## Exercise requirements
Your task is to give the listing below back word for word, pictures excluded.

## Data lines
* * * * * * *

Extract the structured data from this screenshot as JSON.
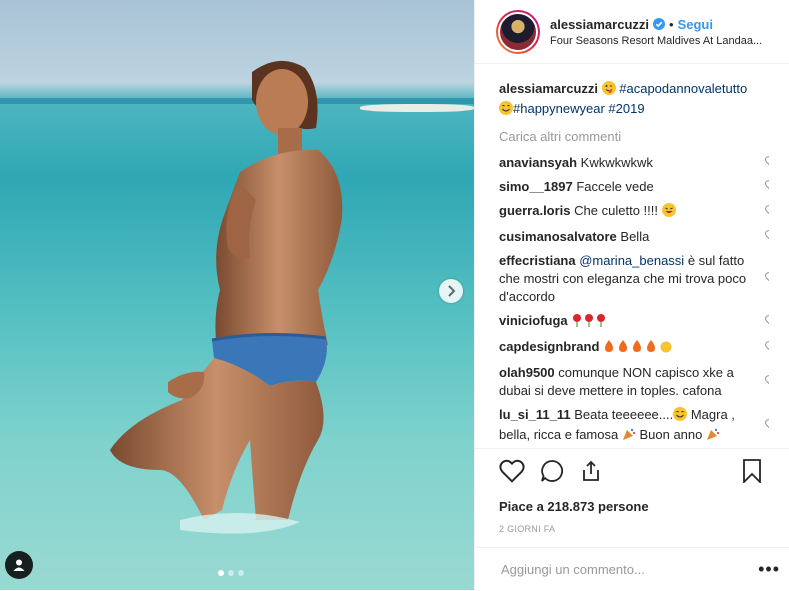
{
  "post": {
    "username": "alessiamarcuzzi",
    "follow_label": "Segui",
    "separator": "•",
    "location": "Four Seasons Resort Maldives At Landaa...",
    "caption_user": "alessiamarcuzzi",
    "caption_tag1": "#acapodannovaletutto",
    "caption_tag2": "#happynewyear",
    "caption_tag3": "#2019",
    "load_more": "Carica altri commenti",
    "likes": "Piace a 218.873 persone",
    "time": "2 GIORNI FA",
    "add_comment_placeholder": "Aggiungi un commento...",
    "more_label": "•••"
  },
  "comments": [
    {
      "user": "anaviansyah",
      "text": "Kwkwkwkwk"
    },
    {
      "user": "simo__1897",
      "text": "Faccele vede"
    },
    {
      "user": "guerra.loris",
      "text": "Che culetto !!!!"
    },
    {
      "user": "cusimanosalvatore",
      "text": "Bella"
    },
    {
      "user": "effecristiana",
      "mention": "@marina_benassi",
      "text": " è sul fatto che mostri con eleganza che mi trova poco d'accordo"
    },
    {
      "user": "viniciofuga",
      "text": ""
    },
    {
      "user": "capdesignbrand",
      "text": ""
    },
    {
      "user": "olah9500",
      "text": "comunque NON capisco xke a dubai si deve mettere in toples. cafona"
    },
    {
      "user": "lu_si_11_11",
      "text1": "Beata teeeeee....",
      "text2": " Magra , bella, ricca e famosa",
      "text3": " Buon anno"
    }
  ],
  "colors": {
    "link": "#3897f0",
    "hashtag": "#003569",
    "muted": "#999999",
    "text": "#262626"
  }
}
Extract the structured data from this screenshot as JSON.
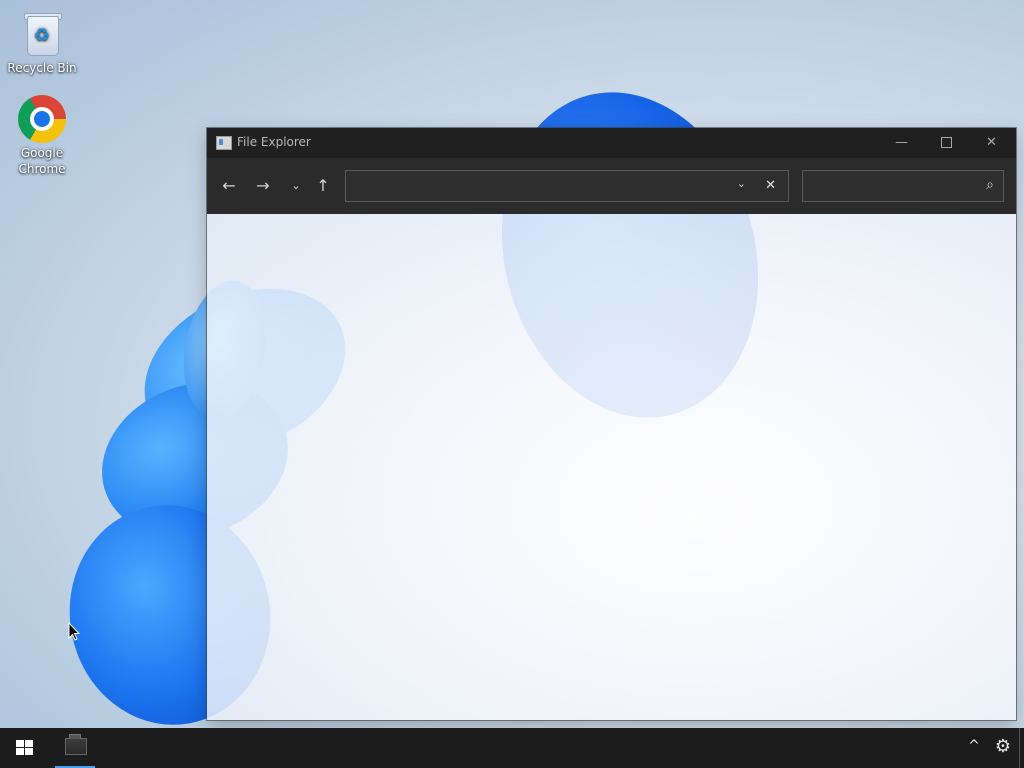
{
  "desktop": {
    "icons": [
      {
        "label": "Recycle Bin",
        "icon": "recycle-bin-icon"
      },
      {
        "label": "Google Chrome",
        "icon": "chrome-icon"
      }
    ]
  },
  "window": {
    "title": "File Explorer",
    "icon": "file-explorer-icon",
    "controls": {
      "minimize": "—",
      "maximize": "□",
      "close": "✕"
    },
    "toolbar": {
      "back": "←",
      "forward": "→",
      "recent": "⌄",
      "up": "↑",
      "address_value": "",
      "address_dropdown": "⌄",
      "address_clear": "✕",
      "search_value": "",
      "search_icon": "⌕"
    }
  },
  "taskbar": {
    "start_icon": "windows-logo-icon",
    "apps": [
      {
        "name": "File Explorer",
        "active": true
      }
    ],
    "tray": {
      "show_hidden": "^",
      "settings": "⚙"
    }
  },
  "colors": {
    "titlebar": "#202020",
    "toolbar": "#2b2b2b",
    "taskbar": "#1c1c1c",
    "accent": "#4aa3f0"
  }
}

* * * * * * *

## Final result
Extract the structured data from this screenshot as JSON.
{
  "post": {
    "username": "alessiamarcuzzi",
    "follow_label": "Segui",
    "separator": "•",
    "location": "Four Seasons Resort Maldives At Landaa...",
    "caption_user": "alessiamarcuzzi",
    "caption_tag1": "#acapodannovaletutto",
    "caption_tag2": "#happynewyear",
    "caption_tag3": "#2019",
    "load_more": "Carica altri commenti",
    "likes": "Piace a 218.873 persone",
    "time": "2 GIORNI FA",
    "add_comment_placeholder": "Aggiungi un commento...",
    "more_label": "•••"
  },
  "comments": [
    {
      "user": "anaviansyah",
      "text": "Kwkwkwkwk"
    },
    {
      "user": "simo__1897",
      "text": "Faccele vede"
    },
    {
      "user": "guerra.loris",
      "text": "Che culetto !!!!"
    },
    {
      "user": "cusimanosalvatore",
      "text": "Bella"
    },
    {
      "user": "effecristiana",
      "mention": "@marina_benassi",
      "text": " è sul fatto che mostri con eleganza che mi trova poco d'accordo"
    },
    {
      "user": "viniciofuga",
      "text": ""
    },
    {
      "user": "capdesignbrand",
      "text": ""
    },
    {
      "user": "olah9500",
      "text": "comunque NON capisco xke a dubai si deve mettere in toples. cafona"
    },
    {
      "user": "lu_si_11_11",
      "text1": "Beata teeeeee....",
      "text2": " Magra , bella, ricca e famosa",
      "text3": " Buon anno"
    }
  ],
  "colors": {
    "link": "#3897f0",
    "hashtag": "#003569",
    "muted": "#999999",
    "text": "#262626"
  }
}
Extract the structured data from this screenshot as JSON.
{
  "desktop": {
    "icons": [
      {
        "label": "Recycle Bin",
        "icon": "recycle-bin-icon"
      },
      {
        "label": "Google Chrome",
        "icon": "chrome-icon"
      }
    ]
  },
  "window": {
    "title": "File Explorer",
    "icon": "file-explorer-icon",
    "controls": {
      "minimize": "—",
      "maximize": "□",
      "close": "✕"
    },
    "toolbar": {
      "back": "←",
      "forward": "→",
      "recent": "⌄",
      "up": "↑",
      "address_value": "",
      "address_dropdown": "⌄",
      "address_clear": "✕",
      "search_value": "",
      "search_icon": "⌕"
    }
  },
  "taskbar": {
    "start_icon": "windows-logo-icon",
    "apps": [
      {
        "name": "File Explorer",
        "active": true
      }
    ],
    "tray": {
      "show_hidden": "^",
      "settings": "⚙"
    }
  },
  "colors": {
    "titlebar": "#202020",
    "toolbar": "#2b2b2b",
    "taskbar": "#1c1c1c",
    "accent": "#4aa3f0"
  }
}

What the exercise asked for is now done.